# start of Task input

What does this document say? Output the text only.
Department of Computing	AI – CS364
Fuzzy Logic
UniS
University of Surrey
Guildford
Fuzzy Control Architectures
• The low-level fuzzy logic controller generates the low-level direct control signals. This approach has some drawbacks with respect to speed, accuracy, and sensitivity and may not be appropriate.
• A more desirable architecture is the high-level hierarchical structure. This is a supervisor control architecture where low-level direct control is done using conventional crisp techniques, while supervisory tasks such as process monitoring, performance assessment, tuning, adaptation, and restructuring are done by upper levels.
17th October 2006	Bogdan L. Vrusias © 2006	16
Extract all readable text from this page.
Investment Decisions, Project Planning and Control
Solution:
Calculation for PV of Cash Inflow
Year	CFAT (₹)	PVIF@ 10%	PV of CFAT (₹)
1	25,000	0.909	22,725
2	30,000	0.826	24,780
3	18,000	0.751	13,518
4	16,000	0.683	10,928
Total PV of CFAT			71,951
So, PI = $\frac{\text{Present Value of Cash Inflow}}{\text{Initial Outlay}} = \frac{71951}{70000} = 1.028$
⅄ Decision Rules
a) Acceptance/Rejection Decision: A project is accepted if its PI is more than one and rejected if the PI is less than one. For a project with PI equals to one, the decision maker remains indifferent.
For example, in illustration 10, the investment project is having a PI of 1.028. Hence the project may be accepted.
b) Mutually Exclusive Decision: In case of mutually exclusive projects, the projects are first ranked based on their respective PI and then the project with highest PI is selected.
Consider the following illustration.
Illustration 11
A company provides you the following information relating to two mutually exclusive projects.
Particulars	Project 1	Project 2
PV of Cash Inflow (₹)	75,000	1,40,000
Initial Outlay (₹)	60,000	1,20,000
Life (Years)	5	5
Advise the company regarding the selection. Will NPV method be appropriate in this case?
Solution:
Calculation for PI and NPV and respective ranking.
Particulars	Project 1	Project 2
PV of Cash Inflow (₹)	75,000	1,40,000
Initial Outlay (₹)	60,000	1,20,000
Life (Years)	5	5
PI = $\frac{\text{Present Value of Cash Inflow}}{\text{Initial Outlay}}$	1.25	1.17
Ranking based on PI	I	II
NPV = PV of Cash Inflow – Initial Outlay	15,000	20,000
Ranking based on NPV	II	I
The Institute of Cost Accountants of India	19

# end of Task input

The request -> Look above for the line that holds "Extract all readable text from this page.", then copy it and each line after it exactly, through the last line of the data.

Final result ->
Extract all readable text from this page.
Investment Decisions, Project Planning and Control
Solution:
Calculation for PV of Cash Inflow
Year	CFAT (₹)	PVIF@ 10%	PV of CFAT (₹)
1	25,000	0.909	22,725
2	30,000	0.826	24,780
3	18,000	0.751	13,518
4	16,000	0.683	10,928
Total PV of CFAT			71,951
So, PI = $\frac{\text{Present Value of Cash Inflow}}{\text{Initial Outlay}} = \frac{71951}{70000} = 1.028$
⅄ Decision Rules
a) Acceptance/Rejection Decision: A project is accepted if its PI is more than one and rejected if the PI is less than one. For a project with PI equals to one, the decision maker remains indifferent.
For example, in illustration 10, the investment project is having a PI of 1.028. Hence the project may be accepted.
b) Mutually Exclusive Decision: In case of mutually exclusive projects, the projects are first ranked based on their respective PI and then the project with highest PI is selected.
Consider the following illustration.
Illustration 11
A company provides you the following information relating to two mutually exclusive projects.
Particulars	Project 1	Project 2
PV of Cash Inflow (₹)	75,000	1,40,000
Initial Outlay (₹)	60,000	1,20,000
Life (Years)	5	5
Advise the company regarding the selection. Will NPV method be appropriate in this case?
Solution:
Calculation for PI and NPV and respective ranking.
Particulars	Project 1	Project 2
PV of Cash Inflow (₹)	75,000	1,40,000
Initial Outlay (₹)	60,000	1,20,000
Life (Years)	5	5
PI = $\frac{\text{Present Value of Cash Inflow}}{\text{Initial Outlay}}$	1.25	1.17
Ranking based on PI	I	II
NPV = PV of Cash Inflow – Initial Outlay	15,000	20,000
Ranking based on NPV	II	I
The Institute of Cost Accountants of India	19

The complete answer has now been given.